▶ **EXCERPTED RECORDS**
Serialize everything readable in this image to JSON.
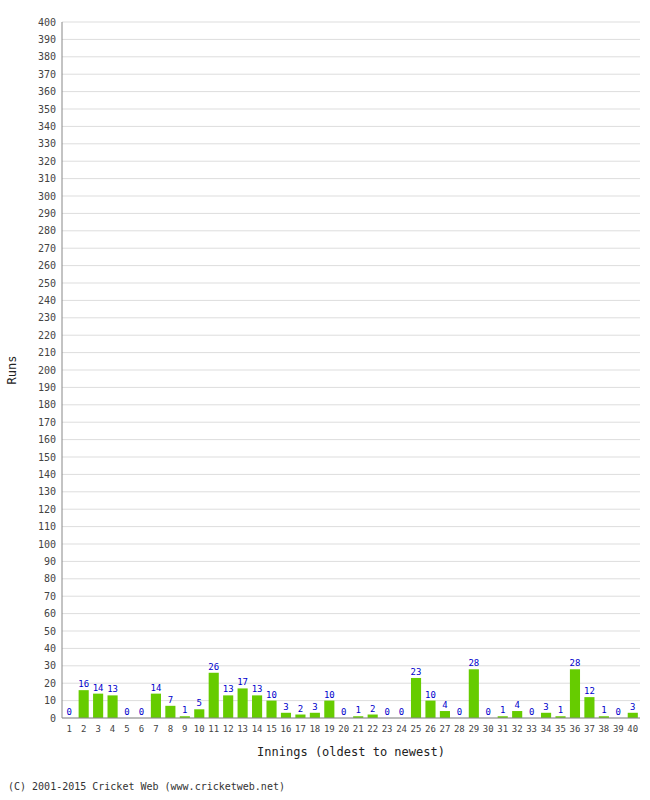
{
  "chart_data": {
    "type": "bar",
    "xlabel": "Innings (oldest to newest)",
    "ylabel": "Runs",
    "categories": [
      "1",
      "2",
      "3",
      "4",
      "5",
      "6",
      "7",
      "8",
      "9",
      "10",
      "11",
      "12",
      "13",
      "14",
      "15",
      "16",
      "17",
      "18",
      "19",
      "20",
      "21",
      "22",
      "23",
      "24",
      "25",
      "26",
      "27",
      "28",
      "29",
      "30",
      "31",
      "32",
      "33",
      "34",
      "35",
      "36",
      "37",
      "38",
      "39",
      "40"
    ],
    "values": [
      0,
      16,
      14,
      13,
      0,
      0,
      14,
      7,
      1,
      5,
      26,
      13,
      17,
      13,
      10,
      3,
      2,
      3,
      10,
      0,
      1,
      2,
      0,
      0,
      23,
      10,
      4,
      0,
      28,
      0,
      1,
      4,
      0,
      3,
      1,
      28,
      12,
      1,
      0,
      3
    ],
    "color": "#66cc00",
    "ylim": [
      0,
      400
    ],
    "yticks": [
      0,
      10,
      20,
      30,
      40,
      50,
      60,
      70,
      80,
      90,
      100,
      110,
      120,
      130,
      140,
      150,
      160,
      170,
      180,
      190,
      200,
      210,
      220,
      230,
      240,
      250,
      260,
      270,
      280,
      290,
      300,
      310,
      320,
      330,
      340,
      350,
      360,
      370,
      380,
      390,
      400
    ],
    "grid": true,
    "data_labels": true,
    "annotations": [
      "(C) 2001-2015 Cricket Web (www.cricketweb.net)"
    ]
  }
}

▶ **EXERCISE REQUIREMENTS**
What you return should match the records above word for word, minus the pictures.

▶ **RESULT FOR THIS EXERCISE**
Serialize everything readable in this image to JSON.
{
  "chart_data": {
    "type": "bar",
    "xlabel": "Innings (oldest to newest)",
    "ylabel": "Runs",
    "categories": [
      "1",
      "2",
      "3",
      "4",
      "5",
      "6",
      "7",
      "8",
      "9",
      "10",
      "11",
      "12",
      "13",
      "14",
      "15",
      "16",
      "17",
      "18",
      "19",
      "20",
      "21",
      "22",
      "23",
      "24",
      "25",
      "26",
      "27",
      "28",
      "29",
      "30",
      "31",
      "32",
      "33",
      "34",
      "35",
      "36",
      "37",
      "38",
      "39",
      "40"
    ],
    "values": [
      0,
      16,
      14,
      13,
      0,
      0,
      14,
      7,
      1,
      5,
      26,
      13,
      17,
      13,
      10,
      3,
      2,
      3,
      10,
      0,
      1,
      2,
      0,
      0,
      23,
      10,
      4,
      0,
      28,
      0,
      1,
      4,
      0,
      3,
      1,
      28,
      12,
      1,
      0,
      3
    ],
    "color": "#66cc00",
    "ylim": [
      0,
      400
    ],
    "yticks": [
      0,
      10,
      20,
      30,
      40,
      50,
      60,
      70,
      80,
      90,
      100,
      110,
      120,
      130,
      140,
      150,
      160,
      170,
      180,
      190,
      200,
      210,
      220,
      230,
      240,
      250,
      260,
      270,
      280,
      290,
      300,
      310,
      320,
      330,
      340,
      350,
      360,
      370,
      380,
      390,
      400
    ],
    "grid": true,
    "data_labels": true,
    "annotations": [
      "(C) 2001-2015 Cricket Web (www.cricketweb.net)"
    ]
  }
}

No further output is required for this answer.